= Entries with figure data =
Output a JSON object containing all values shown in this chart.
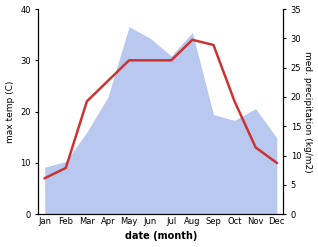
{
  "months": [
    "Jan",
    "Feb",
    "Mar",
    "Apr",
    "May",
    "Jun",
    "Jul",
    "Aug",
    "Sep",
    "Oct",
    "Nov",
    "Dec"
  ],
  "max_temp": [
    7,
    9,
    22,
    26,
    30,
    30,
    30,
    34,
    33,
    22,
    13,
    10
  ],
  "precipitation": [
    8,
    9,
    14,
    20,
    32,
    30,
    27,
    31,
    17,
    16,
    18,
    13
  ],
  "temp_color": "#cc3333",
  "precip_color": "#b8c8ee",
  "temp_ylim": [
    0,
    40
  ],
  "precip_ylim": [
    0,
    35
  ],
  "temp_yticks": [
    0,
    10,
    20,
    30,
    40
  ],
  "precip_yticks": [
    0,
    5,
    10,
    15,
    20,
    25,
    30,
    35
  ],
  "xlabel": "date (month)",
  "ylabel_left": "max temp (C)",
  "ylabel_right": "med. precipitation (kg/m2)",
  "fig_width": 3.18,
  "fig_height": 2.47,
  "dpi": 100
}
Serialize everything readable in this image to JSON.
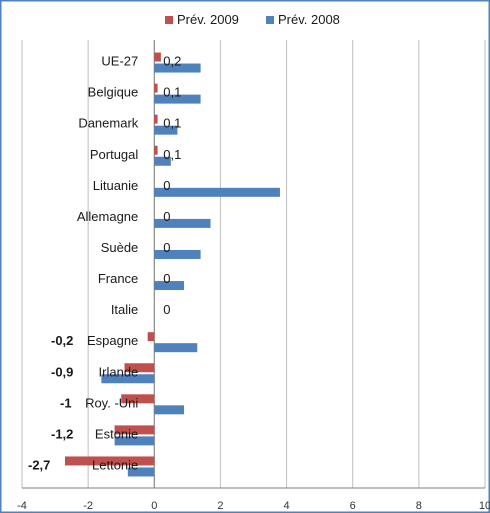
{
  "chart_data": {
    "type": "bar",
    "orientation": "horizontal",
    "categories": [
      "UE-27",
      "Belgique",
      "Danemark",
      "Portugal",
      "Lituanie",
      "Allemagne",
      "Suède",
      "France",
      "Italie",
      "Espagne",
      "Irlande",
      "Roy. -Uni",
      "Estonie",
      "Lettonie"
    ],
    "series": [
      {
        "name": "Prév. 2009",
        "color": "#c0504d",
        "values": [
          0.2,
          0.1,
          0.1,
          0.1,
          0,
          0,
          0,
          0,
          0,
          -0.2,
          -0.9,
          -1,
          -1.2,
          -2.7
        ],
        "labels": [
          "0,2",
          "0,1",
          "0,1",
          "0,1",
          "0",
          "0",
          "0",
          "0",
          "0",
          "-0,2",
          "-0,9",
          "-1",
          "-1,2",
          "-2,7"
        ]
      },
      {
        "name": "Prév. 2008",
        "color": "#4f81bd",
        "values": [
          1.4,
          1.4,
          0.7,
          0.5,
          3.8,
          1.7,
          1.4,
          0.9,
          0,
          1.3,
          -1.6,
          0.9,
          -1.2,
          -0.8
        ]
      }
    ],
    "xlim": [
      -4,
      10
    ],
    "xticks": [
      "-4",
      "-2",
      "0",
      "2",
      "4",
      "6",
      "8",
      "10"
    ],
    "grid": "vertical",
    "legend": "top"
  }
}
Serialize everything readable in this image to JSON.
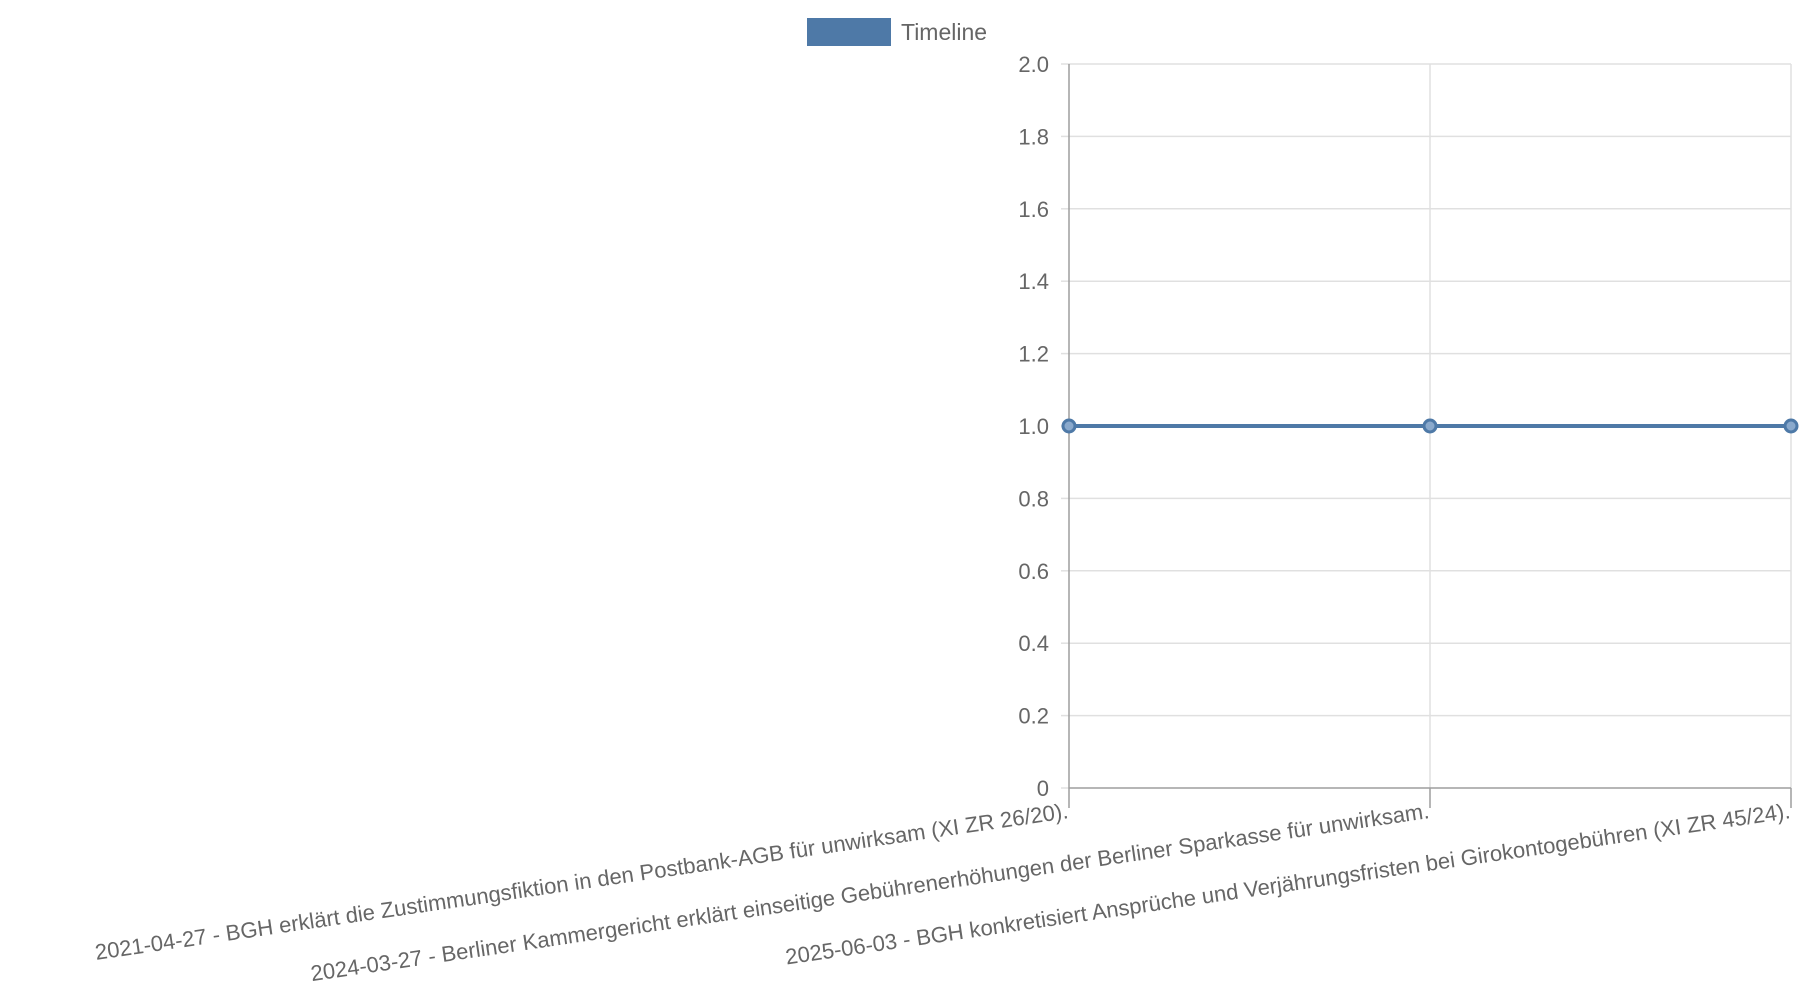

= Exercise description =
Quote everything in the listing above exactly; pictures are the only thing to omit.

= Full solution =
Output a JSON object containing all values shown in this chart.
{
  "months": [
    "Jan",
    "Feb",
    "Mar",
    "Apr",
    "May",
    "Jun",
    "Jul",
    "Aug",
    "Sep",
    "Oct",
    "Nov",
    "Dec"
  ],
  "max_temp": [
    7,
    9,
    22,
    26,
    30,
    30,
    30,
    34,
    33,
    22,
    13,
    10
  ],
  "precipitation": [
    8,
    9,
    14,
    20,
    32,
    30,
    27,
    31,
    17,
    16,
    18,
    13
  ],
  "temp_color": "#cc3333",
  "precip_color": "#b8c8ee",
  "temp_ylim": [
    0,
    40
  ],
  "precip_ylim": [
    0,
    35
  ],
  "temp_yticks": [
    0,
    10,
    20,
    30,
    40
  ],
  "precip_yticks": [
    0,
    5,
    10,
    15,
    20,
    25,
    30,
    35
  ],
  "xlabel": "date (month)",
  "ylabel_left": "max temp (C)",
  "ylabel_right": "med. precipitation (kg/m2)",
  "fig_width": 3.18,
  "fig_height": 2.47,
  "dpi": 100
}
Serialize everything readable in this image to JSON.
{
  "chart_data": {
    "type": "bar",
    "orientation": "horizontal",
    "categories": [
      "UE-27",
      "Belgique",
      "Danemark",
      "Portugal",
      "Lituanie",
      "Allemagne",
      "Suède",
      "France",
      "Italie",
      "Espagne",
      "Irlande",
      "Roy. -Uni",
      "Estonie",
      "Lettonie"
    ],
    "series": [
      {
        "name": "Prév. 2009",
        "color": "#c0504d",
        "values": [
          0.2,
          0.1,
          0.1,
          0.1,
          0,
          0,
          0,
          0,
          0,
          -0.2,
          -0.9,
          -1,
          -1.2,
          -2.7
        ],
        "labels": [
          "0,2",
          "0,1",
          "0,1",
          "0,1",
          "0",
          "0",
          "0",
          "0",
          "0",
          "-0,2",
          "-0,9",
          "-1",
          "-1,2",
          "-2,7"
        ]
      },
      {
        "name": "Prév. 2008",
        "color": "#4f81bd",
        "values": [
          1.4,
          1.4,
          0.7,
          0.5,
          3.8,
          1.7,
          1.4,
          0.9,
          0,
          1.3,
          -1.6,
          0.9,
          -1.2,
          -0.8
        ]
      }
    ],
    "xlim": [
      -4,
      10
    ],
    "xticks": [
      "-4",
      "-2",
      "0",
      "2",
      "4",
      "6",
      "8",
      "10"
    ],
    "grid": "vertical",
    "legend": "top"
  }
}
Serialize everything readable in this image to JSON.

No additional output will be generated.